Scan the records for the word "screenshot". Copy each line that includes it.

========================

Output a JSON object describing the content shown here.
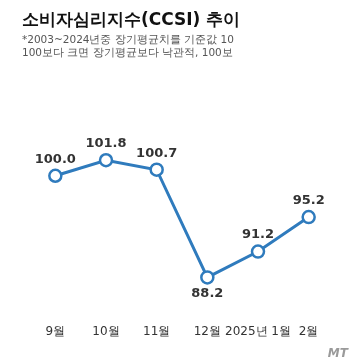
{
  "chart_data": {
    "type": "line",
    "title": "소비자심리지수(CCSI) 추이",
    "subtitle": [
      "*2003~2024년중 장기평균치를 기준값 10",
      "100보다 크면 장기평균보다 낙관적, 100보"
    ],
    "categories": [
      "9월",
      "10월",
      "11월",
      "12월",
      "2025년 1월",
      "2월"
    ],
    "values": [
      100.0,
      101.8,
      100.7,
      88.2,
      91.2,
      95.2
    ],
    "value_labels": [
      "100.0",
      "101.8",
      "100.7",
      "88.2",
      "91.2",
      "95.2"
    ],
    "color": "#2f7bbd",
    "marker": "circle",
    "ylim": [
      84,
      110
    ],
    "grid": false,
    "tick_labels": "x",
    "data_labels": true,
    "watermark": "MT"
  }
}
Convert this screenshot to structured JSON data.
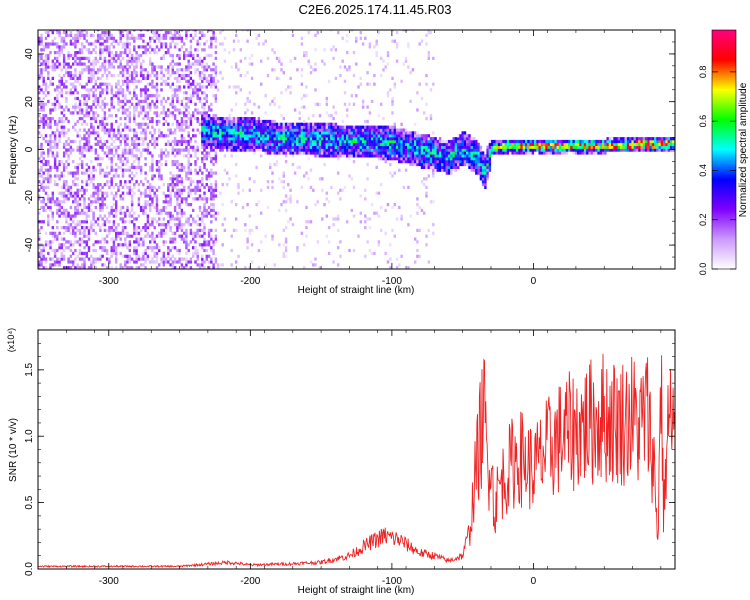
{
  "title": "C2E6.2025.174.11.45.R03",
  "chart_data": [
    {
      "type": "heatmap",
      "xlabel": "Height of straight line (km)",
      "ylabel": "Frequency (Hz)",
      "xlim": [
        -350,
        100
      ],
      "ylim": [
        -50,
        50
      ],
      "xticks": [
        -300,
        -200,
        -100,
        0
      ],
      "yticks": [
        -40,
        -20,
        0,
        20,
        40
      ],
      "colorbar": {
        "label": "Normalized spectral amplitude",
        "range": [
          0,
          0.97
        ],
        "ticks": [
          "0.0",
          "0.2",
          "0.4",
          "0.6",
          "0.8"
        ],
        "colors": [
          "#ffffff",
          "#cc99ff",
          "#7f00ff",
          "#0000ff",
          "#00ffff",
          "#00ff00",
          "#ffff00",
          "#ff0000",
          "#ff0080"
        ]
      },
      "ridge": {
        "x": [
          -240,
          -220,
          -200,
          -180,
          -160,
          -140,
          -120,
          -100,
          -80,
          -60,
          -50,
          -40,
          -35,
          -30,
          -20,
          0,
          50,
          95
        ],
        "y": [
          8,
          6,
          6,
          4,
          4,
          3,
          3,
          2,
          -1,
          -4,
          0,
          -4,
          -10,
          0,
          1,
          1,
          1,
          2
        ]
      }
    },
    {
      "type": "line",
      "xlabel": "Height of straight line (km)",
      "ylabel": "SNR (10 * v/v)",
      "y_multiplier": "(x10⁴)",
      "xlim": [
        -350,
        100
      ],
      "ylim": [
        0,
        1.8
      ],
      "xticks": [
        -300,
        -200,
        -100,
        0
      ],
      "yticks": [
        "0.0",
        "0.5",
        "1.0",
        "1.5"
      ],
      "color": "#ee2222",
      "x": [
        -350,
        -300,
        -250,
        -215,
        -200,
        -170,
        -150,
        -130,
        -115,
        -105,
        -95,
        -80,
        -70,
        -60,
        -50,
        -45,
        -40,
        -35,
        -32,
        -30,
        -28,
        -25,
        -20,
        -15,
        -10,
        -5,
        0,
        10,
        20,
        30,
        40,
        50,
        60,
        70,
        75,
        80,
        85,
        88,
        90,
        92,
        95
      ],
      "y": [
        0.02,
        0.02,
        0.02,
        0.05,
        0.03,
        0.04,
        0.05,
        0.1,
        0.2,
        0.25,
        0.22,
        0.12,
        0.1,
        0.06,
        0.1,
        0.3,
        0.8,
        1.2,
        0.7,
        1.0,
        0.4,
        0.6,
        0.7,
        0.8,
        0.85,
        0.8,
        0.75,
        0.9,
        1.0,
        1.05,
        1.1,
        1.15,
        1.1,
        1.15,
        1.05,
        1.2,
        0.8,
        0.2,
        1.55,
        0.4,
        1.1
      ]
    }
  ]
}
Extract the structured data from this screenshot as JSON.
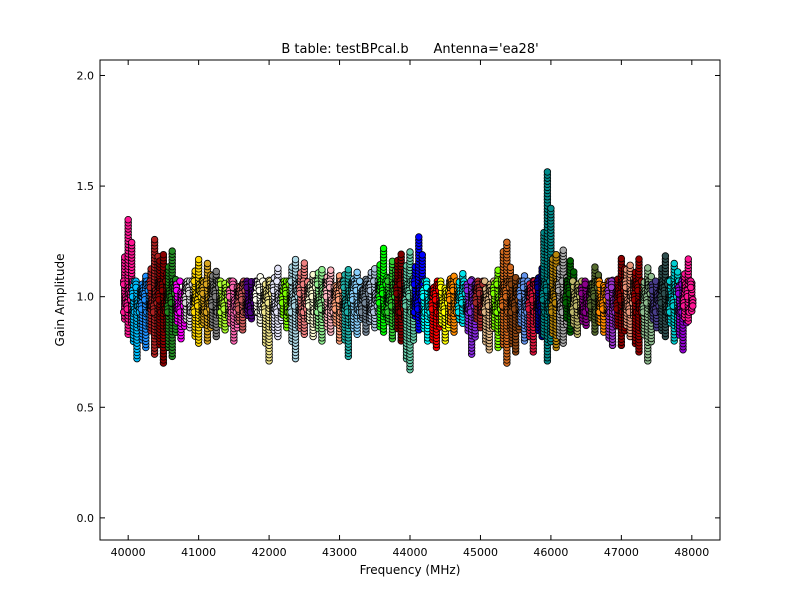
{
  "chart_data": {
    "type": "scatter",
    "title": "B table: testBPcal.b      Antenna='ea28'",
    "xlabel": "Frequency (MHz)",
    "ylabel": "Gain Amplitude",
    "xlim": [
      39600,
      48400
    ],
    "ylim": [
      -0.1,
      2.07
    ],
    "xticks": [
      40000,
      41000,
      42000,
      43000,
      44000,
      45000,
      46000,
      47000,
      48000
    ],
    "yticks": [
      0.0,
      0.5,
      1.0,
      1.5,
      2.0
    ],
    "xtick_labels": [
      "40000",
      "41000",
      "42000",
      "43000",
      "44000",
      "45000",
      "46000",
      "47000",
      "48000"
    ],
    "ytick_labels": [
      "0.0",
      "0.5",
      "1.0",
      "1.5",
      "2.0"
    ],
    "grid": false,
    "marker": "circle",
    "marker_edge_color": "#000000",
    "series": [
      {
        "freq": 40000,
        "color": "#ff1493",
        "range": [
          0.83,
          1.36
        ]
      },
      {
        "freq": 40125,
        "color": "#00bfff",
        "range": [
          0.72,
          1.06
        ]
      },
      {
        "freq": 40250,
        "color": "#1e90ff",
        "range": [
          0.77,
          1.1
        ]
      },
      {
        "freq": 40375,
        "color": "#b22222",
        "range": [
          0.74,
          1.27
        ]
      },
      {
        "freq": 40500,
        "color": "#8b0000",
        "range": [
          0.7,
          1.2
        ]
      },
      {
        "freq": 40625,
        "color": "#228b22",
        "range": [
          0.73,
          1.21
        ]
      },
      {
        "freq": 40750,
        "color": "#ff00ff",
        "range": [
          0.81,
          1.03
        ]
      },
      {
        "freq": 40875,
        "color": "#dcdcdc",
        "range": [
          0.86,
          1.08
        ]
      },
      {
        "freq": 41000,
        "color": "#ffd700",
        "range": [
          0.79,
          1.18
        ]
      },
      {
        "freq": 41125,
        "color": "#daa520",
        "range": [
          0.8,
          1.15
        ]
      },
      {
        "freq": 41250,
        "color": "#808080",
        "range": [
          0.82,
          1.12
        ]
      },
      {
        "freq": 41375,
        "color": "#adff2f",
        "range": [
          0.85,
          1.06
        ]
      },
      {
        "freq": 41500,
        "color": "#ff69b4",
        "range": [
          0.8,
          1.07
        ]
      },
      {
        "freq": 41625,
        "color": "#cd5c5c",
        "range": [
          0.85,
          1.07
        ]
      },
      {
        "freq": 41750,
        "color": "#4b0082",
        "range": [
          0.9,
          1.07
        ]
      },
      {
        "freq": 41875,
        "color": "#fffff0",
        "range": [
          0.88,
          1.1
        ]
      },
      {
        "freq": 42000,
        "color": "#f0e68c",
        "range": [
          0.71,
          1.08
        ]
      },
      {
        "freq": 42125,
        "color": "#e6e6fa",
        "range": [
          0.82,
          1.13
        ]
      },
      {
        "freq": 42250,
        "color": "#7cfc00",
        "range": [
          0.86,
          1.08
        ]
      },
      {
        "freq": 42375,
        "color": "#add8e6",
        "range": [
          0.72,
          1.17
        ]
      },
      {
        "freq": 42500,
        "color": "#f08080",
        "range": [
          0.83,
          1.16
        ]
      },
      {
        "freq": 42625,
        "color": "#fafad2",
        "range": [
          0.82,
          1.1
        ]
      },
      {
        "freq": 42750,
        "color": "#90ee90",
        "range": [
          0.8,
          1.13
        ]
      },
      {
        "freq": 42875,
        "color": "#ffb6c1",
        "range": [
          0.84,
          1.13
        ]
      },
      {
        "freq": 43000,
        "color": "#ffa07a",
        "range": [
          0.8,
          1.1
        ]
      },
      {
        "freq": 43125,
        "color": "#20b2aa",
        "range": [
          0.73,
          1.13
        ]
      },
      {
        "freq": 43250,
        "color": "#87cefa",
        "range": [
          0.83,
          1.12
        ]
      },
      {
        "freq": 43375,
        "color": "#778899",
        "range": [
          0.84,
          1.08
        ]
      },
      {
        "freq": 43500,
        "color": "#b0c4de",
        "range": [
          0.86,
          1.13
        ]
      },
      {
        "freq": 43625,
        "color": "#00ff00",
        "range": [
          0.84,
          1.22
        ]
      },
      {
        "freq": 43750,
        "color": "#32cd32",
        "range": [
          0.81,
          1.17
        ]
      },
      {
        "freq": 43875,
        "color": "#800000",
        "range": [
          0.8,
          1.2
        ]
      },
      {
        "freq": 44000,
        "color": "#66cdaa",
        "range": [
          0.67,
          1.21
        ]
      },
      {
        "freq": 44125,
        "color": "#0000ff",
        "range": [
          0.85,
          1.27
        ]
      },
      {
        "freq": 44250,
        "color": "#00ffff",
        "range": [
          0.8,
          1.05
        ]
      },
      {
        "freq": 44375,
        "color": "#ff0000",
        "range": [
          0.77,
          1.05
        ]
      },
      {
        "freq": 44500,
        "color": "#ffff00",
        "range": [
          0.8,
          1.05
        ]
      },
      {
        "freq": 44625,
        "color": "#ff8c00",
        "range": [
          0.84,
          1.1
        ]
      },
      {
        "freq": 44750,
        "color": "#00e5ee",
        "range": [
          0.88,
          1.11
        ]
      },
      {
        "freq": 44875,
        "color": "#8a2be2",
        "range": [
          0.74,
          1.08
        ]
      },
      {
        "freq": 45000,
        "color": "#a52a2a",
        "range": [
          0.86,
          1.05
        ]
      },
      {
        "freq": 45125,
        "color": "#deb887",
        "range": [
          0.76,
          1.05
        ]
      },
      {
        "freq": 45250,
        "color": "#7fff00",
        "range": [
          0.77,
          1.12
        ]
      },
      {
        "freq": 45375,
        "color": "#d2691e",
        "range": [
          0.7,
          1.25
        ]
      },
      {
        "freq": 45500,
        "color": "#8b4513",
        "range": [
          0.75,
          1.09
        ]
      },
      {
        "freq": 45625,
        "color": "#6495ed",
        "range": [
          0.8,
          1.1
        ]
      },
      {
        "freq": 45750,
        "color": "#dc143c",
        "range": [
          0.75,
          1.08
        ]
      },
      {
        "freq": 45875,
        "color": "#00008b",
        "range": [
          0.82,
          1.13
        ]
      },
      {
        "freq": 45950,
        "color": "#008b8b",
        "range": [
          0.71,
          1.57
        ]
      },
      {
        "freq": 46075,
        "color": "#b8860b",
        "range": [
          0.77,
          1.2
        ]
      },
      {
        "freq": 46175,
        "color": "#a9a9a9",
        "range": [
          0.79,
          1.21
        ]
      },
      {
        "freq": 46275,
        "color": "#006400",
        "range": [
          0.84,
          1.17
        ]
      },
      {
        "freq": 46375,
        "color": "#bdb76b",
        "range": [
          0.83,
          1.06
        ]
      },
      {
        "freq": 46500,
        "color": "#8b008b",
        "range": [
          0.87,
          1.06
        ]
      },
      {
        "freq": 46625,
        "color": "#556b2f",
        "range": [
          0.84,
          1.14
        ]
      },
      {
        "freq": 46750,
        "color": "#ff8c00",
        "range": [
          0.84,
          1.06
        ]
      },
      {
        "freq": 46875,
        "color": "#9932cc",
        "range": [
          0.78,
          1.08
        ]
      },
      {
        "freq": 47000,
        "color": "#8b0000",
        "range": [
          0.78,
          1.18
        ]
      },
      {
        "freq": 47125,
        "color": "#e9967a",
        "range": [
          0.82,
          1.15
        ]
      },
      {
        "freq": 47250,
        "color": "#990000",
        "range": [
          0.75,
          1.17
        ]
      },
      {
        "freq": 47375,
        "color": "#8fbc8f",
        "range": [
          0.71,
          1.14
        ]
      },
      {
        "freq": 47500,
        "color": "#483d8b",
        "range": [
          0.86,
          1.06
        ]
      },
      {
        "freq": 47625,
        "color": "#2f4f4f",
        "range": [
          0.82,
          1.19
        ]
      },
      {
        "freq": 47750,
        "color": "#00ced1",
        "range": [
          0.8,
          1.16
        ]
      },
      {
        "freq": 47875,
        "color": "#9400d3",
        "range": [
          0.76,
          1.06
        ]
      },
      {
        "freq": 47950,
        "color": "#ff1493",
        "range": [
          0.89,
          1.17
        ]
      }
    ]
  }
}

========================

- RESULT OF THIS TASK
Convert this screenshot to structured JSON data.
Extract the structured data from this screenshot as JSON.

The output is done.